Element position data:
┄┄┄┄┄┄┄┄┄┄

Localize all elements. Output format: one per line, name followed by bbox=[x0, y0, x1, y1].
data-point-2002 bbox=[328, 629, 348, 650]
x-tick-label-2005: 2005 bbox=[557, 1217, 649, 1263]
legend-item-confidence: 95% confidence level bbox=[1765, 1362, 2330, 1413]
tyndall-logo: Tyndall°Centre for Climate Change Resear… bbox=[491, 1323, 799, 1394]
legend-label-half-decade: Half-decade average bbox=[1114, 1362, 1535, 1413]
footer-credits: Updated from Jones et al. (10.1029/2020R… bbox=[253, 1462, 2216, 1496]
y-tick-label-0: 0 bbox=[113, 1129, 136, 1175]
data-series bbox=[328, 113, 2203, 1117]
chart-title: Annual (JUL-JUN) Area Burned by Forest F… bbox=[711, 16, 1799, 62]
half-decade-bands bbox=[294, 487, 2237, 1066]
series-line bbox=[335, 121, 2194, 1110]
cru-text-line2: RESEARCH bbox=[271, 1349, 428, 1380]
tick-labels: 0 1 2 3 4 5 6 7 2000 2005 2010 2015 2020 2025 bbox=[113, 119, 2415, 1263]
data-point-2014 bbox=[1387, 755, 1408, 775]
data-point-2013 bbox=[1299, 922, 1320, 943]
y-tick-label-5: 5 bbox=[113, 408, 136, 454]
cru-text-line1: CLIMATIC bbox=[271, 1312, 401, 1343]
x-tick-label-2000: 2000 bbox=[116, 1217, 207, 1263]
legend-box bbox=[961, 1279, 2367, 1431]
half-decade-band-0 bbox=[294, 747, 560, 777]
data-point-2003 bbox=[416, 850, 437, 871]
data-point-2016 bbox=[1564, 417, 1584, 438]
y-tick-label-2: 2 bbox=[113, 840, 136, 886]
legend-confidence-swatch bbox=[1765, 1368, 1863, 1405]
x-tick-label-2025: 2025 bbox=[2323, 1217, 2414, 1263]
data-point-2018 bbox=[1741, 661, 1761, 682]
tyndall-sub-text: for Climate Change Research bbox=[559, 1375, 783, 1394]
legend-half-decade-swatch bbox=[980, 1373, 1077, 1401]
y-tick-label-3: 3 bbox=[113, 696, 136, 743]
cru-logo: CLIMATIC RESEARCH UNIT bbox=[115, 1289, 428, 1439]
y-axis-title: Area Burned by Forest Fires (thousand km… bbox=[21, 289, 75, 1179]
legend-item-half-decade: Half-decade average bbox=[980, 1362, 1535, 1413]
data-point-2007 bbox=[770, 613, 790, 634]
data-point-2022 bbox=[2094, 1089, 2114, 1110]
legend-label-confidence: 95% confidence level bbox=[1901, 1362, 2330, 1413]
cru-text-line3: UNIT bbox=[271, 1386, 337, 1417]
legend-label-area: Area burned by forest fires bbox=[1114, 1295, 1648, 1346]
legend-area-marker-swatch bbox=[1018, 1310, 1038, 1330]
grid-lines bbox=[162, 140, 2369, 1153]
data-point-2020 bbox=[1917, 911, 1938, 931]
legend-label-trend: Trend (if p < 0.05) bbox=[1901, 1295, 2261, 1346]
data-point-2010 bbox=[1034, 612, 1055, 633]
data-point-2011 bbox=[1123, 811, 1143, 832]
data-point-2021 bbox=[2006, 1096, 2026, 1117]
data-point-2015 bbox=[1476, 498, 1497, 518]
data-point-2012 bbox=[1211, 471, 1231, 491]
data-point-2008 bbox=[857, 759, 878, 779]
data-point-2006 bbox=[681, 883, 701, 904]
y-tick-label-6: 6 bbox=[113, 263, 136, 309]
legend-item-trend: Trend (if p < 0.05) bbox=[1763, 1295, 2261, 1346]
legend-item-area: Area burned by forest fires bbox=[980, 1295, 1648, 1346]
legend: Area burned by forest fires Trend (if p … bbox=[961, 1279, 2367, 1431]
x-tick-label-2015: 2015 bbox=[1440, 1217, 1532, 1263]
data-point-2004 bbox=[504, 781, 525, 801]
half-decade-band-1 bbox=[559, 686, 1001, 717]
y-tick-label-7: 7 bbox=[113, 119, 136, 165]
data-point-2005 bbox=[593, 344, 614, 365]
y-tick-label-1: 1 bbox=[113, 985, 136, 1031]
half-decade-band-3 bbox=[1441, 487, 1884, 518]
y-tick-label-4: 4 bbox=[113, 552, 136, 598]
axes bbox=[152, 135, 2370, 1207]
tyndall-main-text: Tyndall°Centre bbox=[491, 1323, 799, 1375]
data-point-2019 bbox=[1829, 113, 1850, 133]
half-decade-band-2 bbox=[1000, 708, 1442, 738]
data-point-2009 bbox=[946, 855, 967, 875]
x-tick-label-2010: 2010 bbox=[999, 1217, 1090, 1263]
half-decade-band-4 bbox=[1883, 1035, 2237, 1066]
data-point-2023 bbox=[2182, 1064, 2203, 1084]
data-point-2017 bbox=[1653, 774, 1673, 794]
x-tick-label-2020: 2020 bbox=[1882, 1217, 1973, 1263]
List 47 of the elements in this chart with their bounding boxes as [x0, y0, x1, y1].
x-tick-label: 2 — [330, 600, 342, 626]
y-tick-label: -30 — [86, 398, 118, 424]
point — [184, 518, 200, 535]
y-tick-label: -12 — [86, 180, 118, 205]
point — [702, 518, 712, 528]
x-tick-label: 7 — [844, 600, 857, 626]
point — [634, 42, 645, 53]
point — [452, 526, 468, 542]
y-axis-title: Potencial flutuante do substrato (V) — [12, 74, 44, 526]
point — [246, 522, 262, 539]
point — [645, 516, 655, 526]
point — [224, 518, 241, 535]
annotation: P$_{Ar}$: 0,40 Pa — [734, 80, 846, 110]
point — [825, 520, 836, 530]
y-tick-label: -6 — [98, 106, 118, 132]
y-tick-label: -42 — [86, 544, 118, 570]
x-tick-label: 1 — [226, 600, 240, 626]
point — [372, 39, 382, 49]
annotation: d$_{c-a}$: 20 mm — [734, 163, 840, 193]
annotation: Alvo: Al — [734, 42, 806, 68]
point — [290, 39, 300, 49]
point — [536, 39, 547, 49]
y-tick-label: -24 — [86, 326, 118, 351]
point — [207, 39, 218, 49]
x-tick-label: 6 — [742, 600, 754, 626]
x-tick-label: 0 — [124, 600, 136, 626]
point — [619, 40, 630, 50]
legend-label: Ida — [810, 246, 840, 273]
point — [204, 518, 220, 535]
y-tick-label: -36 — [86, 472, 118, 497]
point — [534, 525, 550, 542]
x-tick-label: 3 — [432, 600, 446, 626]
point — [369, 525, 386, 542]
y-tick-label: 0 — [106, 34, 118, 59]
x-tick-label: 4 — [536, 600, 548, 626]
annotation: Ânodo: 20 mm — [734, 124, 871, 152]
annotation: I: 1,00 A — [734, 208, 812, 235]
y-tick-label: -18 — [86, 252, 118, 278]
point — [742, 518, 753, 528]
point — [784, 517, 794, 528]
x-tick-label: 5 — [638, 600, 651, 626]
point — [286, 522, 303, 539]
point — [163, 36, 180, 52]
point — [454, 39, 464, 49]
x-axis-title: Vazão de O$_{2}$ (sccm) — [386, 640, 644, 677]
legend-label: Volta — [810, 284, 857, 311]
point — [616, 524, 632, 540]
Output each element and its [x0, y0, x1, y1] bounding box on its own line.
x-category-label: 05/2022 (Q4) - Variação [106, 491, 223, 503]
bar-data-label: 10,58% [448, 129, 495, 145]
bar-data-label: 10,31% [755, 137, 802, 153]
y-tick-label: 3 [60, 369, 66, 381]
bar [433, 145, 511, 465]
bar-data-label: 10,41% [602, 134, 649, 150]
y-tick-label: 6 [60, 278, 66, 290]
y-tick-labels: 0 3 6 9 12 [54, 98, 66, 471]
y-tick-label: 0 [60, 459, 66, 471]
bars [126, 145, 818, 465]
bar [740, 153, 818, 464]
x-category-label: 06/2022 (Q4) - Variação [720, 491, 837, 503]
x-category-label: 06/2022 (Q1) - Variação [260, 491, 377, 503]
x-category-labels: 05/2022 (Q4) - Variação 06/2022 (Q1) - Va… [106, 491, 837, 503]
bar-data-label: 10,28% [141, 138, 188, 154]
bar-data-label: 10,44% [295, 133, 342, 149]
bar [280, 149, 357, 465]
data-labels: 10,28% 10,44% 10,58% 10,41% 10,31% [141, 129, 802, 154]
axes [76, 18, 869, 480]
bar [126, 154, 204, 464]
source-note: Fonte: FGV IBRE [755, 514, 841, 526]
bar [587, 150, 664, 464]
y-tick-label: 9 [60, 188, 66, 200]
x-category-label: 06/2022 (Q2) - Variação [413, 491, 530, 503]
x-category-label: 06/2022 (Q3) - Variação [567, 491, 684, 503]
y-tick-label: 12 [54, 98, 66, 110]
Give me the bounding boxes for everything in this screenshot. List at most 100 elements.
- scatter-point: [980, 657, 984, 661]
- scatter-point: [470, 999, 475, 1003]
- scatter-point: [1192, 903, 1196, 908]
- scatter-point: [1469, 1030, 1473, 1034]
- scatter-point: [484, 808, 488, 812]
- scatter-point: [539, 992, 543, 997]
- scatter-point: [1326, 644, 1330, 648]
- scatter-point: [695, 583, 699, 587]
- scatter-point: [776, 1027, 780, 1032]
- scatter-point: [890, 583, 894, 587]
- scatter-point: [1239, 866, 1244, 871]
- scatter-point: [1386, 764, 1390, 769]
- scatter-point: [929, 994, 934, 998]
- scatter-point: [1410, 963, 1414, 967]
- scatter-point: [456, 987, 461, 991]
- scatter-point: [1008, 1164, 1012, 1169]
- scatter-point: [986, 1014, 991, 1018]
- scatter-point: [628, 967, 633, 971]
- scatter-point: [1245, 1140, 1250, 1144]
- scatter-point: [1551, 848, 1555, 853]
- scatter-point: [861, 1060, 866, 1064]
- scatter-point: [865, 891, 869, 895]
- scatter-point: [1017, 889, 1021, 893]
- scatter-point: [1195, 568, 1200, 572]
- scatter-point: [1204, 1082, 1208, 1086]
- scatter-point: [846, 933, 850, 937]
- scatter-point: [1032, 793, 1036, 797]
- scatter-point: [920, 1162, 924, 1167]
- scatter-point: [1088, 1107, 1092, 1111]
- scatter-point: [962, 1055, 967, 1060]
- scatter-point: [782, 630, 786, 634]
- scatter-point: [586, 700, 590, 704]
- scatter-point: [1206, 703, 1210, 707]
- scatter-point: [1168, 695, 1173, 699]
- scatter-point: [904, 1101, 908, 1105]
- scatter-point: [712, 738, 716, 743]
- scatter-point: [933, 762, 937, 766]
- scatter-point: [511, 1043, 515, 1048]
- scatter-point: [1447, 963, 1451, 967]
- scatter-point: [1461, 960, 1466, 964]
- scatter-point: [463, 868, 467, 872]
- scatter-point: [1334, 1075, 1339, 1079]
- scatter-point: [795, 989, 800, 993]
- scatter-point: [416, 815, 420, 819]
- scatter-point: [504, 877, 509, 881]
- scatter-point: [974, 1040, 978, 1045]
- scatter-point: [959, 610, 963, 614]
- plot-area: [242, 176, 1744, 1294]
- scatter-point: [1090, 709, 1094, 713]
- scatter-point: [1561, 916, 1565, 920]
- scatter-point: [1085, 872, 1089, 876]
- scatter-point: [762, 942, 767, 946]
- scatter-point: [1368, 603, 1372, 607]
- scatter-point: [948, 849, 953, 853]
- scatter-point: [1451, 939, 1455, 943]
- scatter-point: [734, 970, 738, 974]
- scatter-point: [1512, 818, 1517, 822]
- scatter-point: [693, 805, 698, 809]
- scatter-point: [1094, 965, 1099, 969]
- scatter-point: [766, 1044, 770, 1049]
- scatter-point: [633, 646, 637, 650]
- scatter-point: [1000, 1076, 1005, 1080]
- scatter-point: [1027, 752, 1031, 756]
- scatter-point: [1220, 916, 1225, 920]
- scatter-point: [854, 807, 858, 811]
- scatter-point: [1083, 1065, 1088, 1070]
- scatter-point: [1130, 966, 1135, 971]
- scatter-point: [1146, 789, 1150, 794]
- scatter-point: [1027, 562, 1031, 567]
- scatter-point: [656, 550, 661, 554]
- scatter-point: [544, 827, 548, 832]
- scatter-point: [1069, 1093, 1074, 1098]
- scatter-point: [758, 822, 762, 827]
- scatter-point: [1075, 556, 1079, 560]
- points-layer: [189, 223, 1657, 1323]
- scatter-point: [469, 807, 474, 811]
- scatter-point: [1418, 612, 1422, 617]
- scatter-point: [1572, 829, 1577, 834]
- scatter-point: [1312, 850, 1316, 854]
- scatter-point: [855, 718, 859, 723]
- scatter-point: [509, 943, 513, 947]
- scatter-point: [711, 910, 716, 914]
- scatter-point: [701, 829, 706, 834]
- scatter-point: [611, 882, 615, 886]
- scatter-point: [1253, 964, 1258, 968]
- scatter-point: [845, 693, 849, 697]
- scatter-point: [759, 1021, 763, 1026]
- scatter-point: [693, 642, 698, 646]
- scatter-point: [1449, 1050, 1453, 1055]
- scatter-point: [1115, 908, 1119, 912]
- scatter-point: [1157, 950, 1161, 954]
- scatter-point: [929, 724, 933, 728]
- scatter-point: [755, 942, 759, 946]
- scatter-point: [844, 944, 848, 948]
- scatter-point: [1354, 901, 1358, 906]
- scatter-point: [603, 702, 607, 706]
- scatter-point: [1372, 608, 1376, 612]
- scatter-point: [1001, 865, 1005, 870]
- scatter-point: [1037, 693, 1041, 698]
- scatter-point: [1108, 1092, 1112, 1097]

┄┄┄┄┄┄┄┄┄┄

Exercise details:
Please duplicate the records line for line, from their first line through the line that contains "data-series bbox=[328, 113, 2203, 1117]".

Answer for the task:
Localize all elements. Output format: one per line, name followed by bbox=[x0, y0, x1, y1].
data-point-2002 bbox=[328, 629, 348, 650]
x-tick-label-2005: 2005 bbox=[557, 1217, 649, 1263]
legend-item-confidence: 95% confidence level bbox=[1765, 1362, 2330, 1413]
tyndall-logo: Tyndall°Centre for Climate Change Resear… bbox=[491, 1323, 799, 1394]
legend-label-half-decade: Half-decade average bbox=[1114, 1362, 1535, 1413]
footer-credits: Updated from Jones et al. (10.1029/2020R… bbox=[253, 1462, 2216, 1496]
y-tick-label-0: 0 bbox=[113, 1129, 136, 1175]
data-series bbox=[328, 113, 2203, 1117]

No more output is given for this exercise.